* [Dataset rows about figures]
####
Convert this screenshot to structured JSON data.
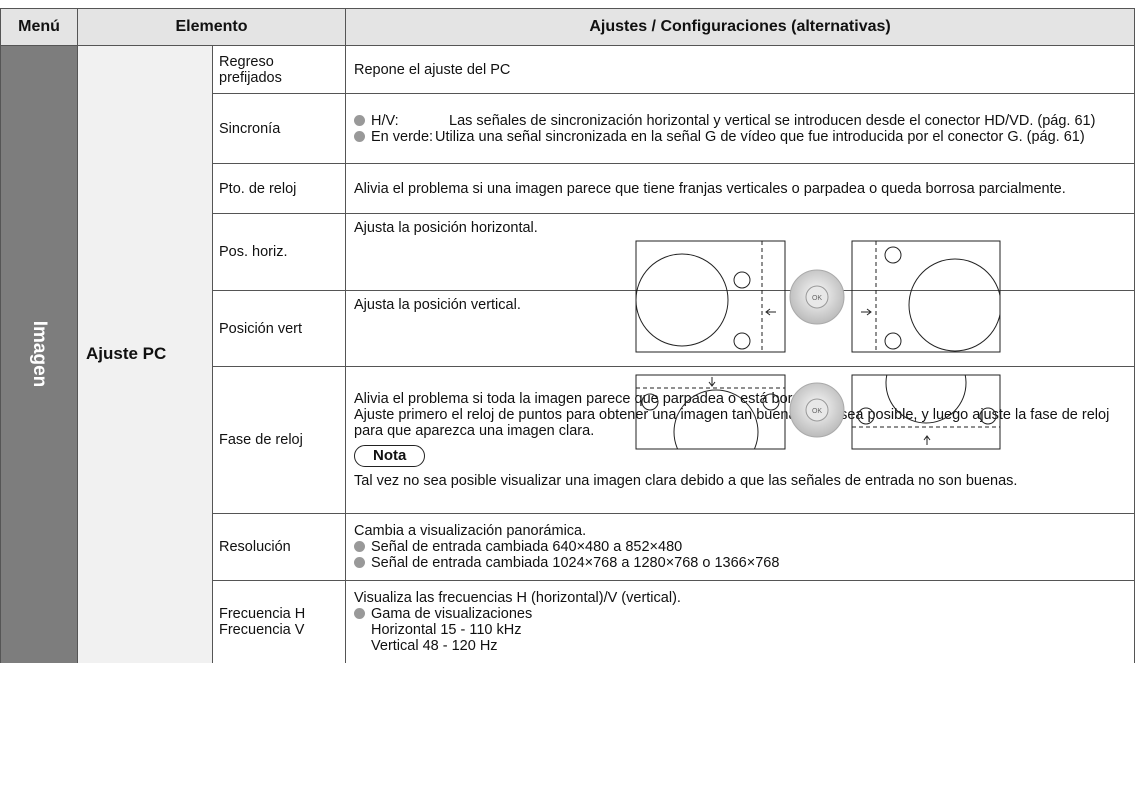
{
  "header": {
    "menu": "Menú",
    "element": "Elemento",
    "settings": "Ajustes / Configuraciones (alternativas)"
  },
  "menu": "Imagen",
  "group": "Ajuste PC",
  "icon_label": "OK",
  "rows": [
    {
      "item": "Regreso prefijados",
      "text": "Repone el ajuste del PC"
    },
    {
      "item": "Sincronía",
      "bullets": [
        {
          "label": "H/V:",
          "text": "Las señales de sincronización horizontal y vertical se introducen desde el conector HD/VD. (pág. 61)"
        },
        {
          "label": "En verde:",
          "text": "Utiliza una señal sincronizada en la señal G de vídeo que fue introducida por el conector G. (pág. 61)"
        }
      ]
    },
    {
      "item": "Pto. de reloj",
      "text": "Alivia el problema si una imagen parece que tiene franjas verticales o parpadea o queda borrosa parcialmente."
    },
    {
      "item": "Pos. horiz.",
      "text": "Ajusta la posición horizontal."
    },
    {
      "item": "Posición vert",
      "text": "Ajusta la posición vertical."
    },
    {
      "item": "Fase de reloj",
      "paragraphs": [
        "Alivia el problema si toda la imagen parece que parpadea o está borrosa.",
        "Ajuste primero el reloj de puntos para obtener una imagen tan buena como sea posible, y luego ajuste la fase de reloj para que aparezca una imagen clara."
      ],
      "note_title": "Nota",
      "note": "Tal vez no sea posible visualizar una imagen clara debido a que las señales de entrada no son buenas."
    },
    {
      "item": "Resolución",
      "text": "Cambia a visualización panorámica.",
      "bullets": [
        "Señal de entrada cambiada 640×480 a 852×480",
        "Señal de entrada cambiada 1024×768 a 1280×768 o 1366×768"
      ]
    },
    {
      "item": [
        "Frecuencia H",
        "Frecuencia V"
      ],
      "text": "Visualiza las frecuencias H (horizontal)/V (vertical).",
      "bullet": "Gama de visualizaciones",
      "lines": [
        "Horizontal 15 - 110 kHz",
        "Vertical 48 - 120 Hz"
      ]
    }
  ]
}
####
Transcribe the entries above verbatim, omitting their pictures.

Convert this screenshot to structured JSON data.
{
  "header": {
    "menu": "Menú",
    "element": "Elemento",
    "settings": "Ajustes / Configuraciones (alternativas)"
  },
  "menu": "Imagen",
  "group": "Ajuste PC",
  "icon_label": "OK",
  "rows": [
    {
      "item": "Regreso prefijados",
      "text": "Repone el ajuste del PC"
    },
    {
      "item": "Sincronía",
      "bullets": [
        {
          "label": "H/V:",
          "text": "Las señales de sincronización horizontal y vertical se introducen desde el conector HD/VD. (pág. 61)"
        },
        {
          "label": "En verde:",
          "text": "Utiliza una señal sincronizada en la señal G de vídeo que fue introducida por el conector G. (pág. 61)"
        }
      ]
    },
    {
      "item": "Pto. de reloj",
      "text": "Alivia el problema si una imagen parece que tiene franjas verticales o parpadea o queda borrosa parcialmente."
    },
    {
      "item": "Pos. horiz.",
      "text": "Ajusta la posición horizontal."
    },
    {
      "item": "Posición vert",
      "text": "Ajusta la posición vertical."
    },
    {
      "item": "Fase de reloj",
      "paragraphs": [
        "Alivia el problema si toda la imagen parece que parpadea o está borrosa.",
        "Ajuste primero el reloj de puntos para obtener una imagen tan buena como sea posible, y luego ajuste la fase de reloj para que aparezca una imagen clara."
      ],
      "note_title": "Nota",
      "note": "Tal vez no sea posible visualizar una imagen clara debido a que las señales de entrada no son buenas."
    },
    {
      "item": "Resolución",
      "text": "Cambia a visualización panorámica.",
      "bullets": [
        "Señal de entrada cambiada 640×480 a 852×480",
        "Señal de entrada cambiada 1024×768 a 1280×768 o 1366×768"
      ]
    },
    {
      "item": [
        "Frecuencia H",
        "Frecuencia V"
      ],
      "text": "Visualiza las frecuencias H (horizontal)/V (vertical).",
      "bullet": "Gama de visualizaciones",
      "lines": [
        "Horizontal 15 - 110 kHz",
        "Vertical 48 - 120 Hz"
      ]
    }
  ]
}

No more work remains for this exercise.